### TASK
Locate the word "Brak" in the entries below, then gather every line that holds it.

### ENTRIES PROVIDED

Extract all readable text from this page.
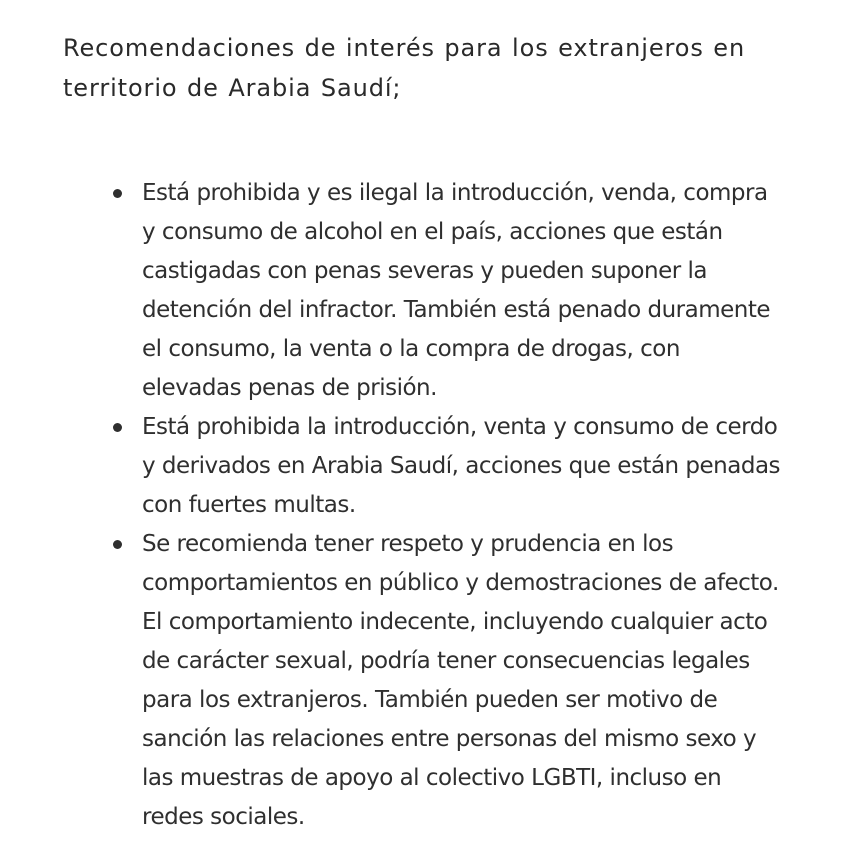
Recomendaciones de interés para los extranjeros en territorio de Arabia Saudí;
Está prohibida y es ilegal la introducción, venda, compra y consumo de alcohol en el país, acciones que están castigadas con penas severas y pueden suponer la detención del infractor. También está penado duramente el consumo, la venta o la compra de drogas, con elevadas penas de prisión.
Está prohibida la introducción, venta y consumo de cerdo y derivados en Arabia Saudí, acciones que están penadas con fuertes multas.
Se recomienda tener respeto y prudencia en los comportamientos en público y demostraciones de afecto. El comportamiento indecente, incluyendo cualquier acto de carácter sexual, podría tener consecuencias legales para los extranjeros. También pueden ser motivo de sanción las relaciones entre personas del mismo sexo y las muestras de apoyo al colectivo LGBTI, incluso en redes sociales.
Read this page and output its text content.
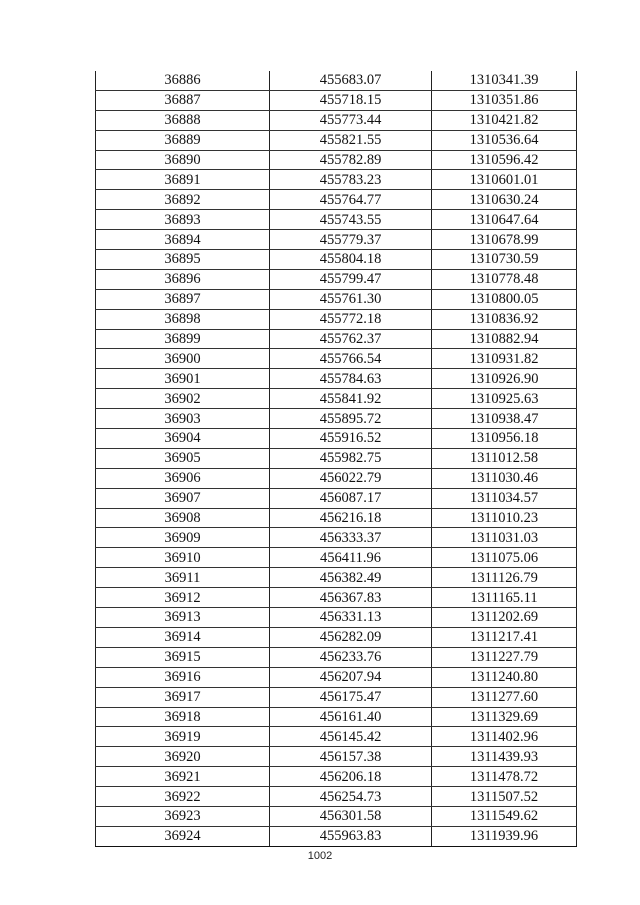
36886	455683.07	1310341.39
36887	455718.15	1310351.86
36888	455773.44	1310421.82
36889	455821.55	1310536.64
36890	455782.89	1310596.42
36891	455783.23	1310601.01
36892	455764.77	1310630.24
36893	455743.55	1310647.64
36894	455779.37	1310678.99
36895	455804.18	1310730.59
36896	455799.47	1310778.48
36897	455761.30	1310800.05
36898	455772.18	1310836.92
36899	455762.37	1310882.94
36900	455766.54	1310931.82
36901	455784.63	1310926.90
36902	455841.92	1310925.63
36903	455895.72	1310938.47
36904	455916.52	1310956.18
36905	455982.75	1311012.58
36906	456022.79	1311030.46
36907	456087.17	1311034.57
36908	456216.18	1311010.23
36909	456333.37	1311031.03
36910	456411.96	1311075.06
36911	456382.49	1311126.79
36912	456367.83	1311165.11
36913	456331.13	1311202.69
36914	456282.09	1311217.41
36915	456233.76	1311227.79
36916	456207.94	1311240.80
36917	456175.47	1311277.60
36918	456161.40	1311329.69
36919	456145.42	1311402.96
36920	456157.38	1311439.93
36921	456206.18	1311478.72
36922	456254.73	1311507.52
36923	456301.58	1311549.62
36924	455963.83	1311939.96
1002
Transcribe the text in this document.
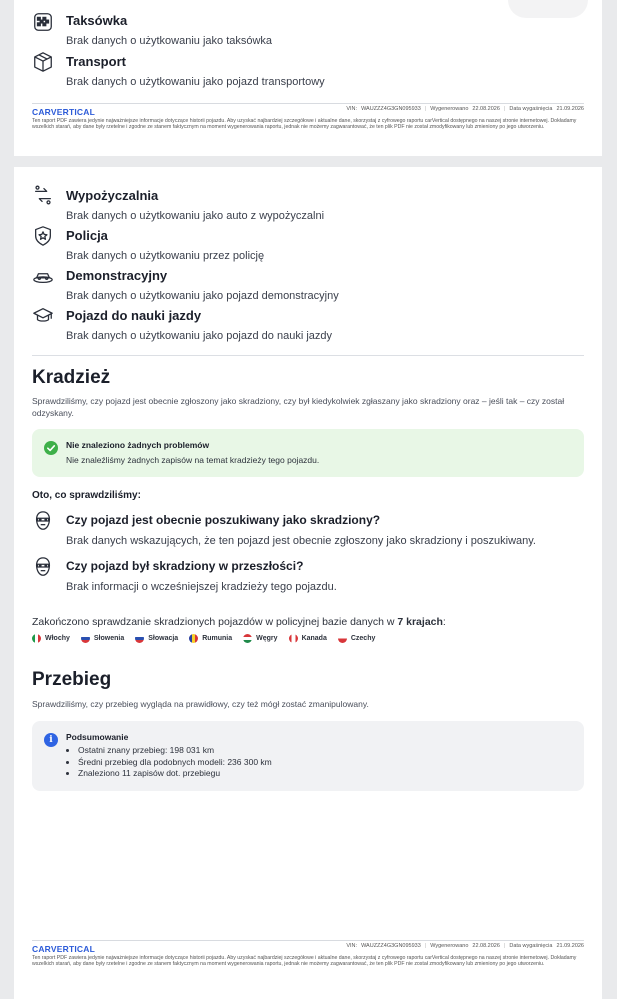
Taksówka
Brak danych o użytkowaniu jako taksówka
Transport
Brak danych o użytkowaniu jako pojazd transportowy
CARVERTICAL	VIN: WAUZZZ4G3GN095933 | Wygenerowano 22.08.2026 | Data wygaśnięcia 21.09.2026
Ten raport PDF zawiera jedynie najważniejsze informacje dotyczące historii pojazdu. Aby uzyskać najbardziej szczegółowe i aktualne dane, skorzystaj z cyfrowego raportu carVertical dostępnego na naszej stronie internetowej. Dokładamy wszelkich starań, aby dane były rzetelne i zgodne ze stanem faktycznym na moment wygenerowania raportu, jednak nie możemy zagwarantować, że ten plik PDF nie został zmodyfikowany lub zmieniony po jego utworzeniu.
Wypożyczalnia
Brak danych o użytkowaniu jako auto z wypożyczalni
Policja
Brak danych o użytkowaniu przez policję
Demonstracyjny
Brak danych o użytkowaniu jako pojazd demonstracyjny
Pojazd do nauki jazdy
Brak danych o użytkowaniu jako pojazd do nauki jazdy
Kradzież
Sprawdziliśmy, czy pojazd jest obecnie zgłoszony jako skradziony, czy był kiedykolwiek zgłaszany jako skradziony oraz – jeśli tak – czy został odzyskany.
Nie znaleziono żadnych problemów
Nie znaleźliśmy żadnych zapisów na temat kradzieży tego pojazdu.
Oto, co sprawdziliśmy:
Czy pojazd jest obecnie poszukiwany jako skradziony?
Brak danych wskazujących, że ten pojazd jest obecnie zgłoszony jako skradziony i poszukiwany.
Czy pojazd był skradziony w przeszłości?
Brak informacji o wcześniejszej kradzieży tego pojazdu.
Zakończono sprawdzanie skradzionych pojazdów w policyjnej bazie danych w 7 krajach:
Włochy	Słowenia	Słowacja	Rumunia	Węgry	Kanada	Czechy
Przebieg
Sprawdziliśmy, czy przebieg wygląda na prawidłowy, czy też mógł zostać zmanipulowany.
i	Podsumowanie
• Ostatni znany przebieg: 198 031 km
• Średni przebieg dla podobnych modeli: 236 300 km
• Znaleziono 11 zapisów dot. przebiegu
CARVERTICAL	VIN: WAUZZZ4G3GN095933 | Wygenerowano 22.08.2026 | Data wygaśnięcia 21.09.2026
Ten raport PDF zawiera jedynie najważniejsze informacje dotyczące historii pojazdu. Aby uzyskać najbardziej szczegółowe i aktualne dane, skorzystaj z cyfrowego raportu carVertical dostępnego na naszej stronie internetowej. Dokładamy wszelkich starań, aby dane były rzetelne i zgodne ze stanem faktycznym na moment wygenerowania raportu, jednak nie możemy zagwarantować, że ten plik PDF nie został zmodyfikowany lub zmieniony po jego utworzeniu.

######

### WRITTEN SOLUTION
Brak danych o użytkowaniu jako taksówka
Brak danych o użytkowaniu jako pojazd transportowy
Brak danych o użytkowaniu jako auto z wypożyczalni
Brak danych o użytkowaniu przez policję
Brak danych o użytkowaniu jako pojazd demonstracyjny
Brak danych o użytkowaniu jako pojazd do nauki jazdy
Brak danych wskazujących, że ten pojazd jest obecnie zgłoszony jako skradziony i poszukiwany.
Brak informacji o wcześniejszej kradzieży tego pojazdu.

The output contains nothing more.